(Data rows)
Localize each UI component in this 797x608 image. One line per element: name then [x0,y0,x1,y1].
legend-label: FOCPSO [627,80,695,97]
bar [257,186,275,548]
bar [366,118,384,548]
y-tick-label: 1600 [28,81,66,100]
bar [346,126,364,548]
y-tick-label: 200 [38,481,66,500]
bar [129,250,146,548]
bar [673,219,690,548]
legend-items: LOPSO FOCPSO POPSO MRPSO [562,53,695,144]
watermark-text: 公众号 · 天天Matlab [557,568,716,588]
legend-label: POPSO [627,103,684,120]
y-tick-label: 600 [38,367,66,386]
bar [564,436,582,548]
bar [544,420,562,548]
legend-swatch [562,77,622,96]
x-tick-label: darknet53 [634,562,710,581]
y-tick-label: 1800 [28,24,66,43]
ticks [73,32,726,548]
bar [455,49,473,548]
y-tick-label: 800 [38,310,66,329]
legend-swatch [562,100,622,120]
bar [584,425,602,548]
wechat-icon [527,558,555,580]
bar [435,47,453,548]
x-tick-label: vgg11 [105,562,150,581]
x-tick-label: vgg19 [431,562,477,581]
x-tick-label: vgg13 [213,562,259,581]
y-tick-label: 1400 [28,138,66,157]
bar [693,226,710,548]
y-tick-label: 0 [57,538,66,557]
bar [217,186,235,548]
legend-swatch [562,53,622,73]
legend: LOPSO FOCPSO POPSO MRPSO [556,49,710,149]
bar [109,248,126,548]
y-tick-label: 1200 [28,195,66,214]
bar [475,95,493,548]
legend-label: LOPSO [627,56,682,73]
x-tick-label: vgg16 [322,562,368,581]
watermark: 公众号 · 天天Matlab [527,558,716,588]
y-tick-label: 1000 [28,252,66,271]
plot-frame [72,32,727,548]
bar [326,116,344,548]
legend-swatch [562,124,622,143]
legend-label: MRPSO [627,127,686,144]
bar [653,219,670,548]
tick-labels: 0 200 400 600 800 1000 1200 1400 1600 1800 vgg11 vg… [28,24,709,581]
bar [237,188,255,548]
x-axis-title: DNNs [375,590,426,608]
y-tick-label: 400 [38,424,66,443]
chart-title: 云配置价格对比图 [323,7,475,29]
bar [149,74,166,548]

_SHORT PROBLEM_:
Output every one of the rows above, one per line, with every character unchanged.

_WRITTEN RESPONSE_:
Localize each UI component in this 797x608 image. One line per element: name then [x0,y0,x1,y1].
legend-label: FOCPSO [627,80,695,97]
bar [257,186,275,548]
bar [366,118,384,548]
y-tick-label: 1600 [28,81,66,100]
bar [346,126,364,548]
y-tick-label: 200 [38,481,66,500]
bar [129,250,146,548]
bar [673,219,690,548]
legend-items: LOPSO FOCPSO POPSO MRPSO [562,53,695,144]
watermark-text: 公众号 · 天天Matlab [557,568,716,588]
legend-label: POPSO [627,103,684,120]
y-tick-label: 600 [38,367,66,386]
bar [564,436,582,548]
bar [544,420,562,548]
legend-swatch [562,77,622,96]
x-tick-label: darknet53 [634,562,710,581]
y-tick-label: 1800 [28,24,66,43]
ticks [73,32,726,548]
bar [455,49,473,548]
y-tick-label: 800 [38,310,66,329]
legend-swatch [562,100,622,120]
bar [584,425,602,548]
wechat-icon [527,558,555,580]
bar [435,47,453,548]
x-tick-label: vgg11 [105,562,150,581]
x-tick-label: vgg19 [431,562,477,581]
x-tick-label: vgg13 [213,562,259,581]
y-tick-label: 1400 [28,138,66,157]
bar [693,226,710,548]
y-tick-label: 0 [57,538,66,557]
bar [217,186,235,548]
legend-swatch [562,53,622,73]
legend: LOPSO FOCPSO POPSO MRPSO [556,49,710,149]
bar [109,248,126,548]
y-tick-label: 1200 [28,195,66,214]
bar [475,95,493,548]
legend-label: LOPSO [627,56,682,73]
x-tick-label: vgg16 [322,562,368,581]
watermark: 公众号 · 天天Matlab [527,558,716,588]
y-tick-label: 1000 [28,252,66,271]
plot-frame [72,32,727,548]
bar [326,116,344,548]
legend-swatch [562,124,622,143]
legend-label: MRPSO [627,127,686,144]
bar [653,219,670,548]
tick-labels: 0 200 400 600 800 1000 1200 1400 1600 1800 vgg11 vg… [28,24,709,581]
bar [237,188,255,548]
x-axis-title: DNNs [375,590,426,608]
y-tick-label: 400 [38,424,66,443]
chart-title: 云配置价格对比图 [323,7,475,29]
bar [149,74,166,548]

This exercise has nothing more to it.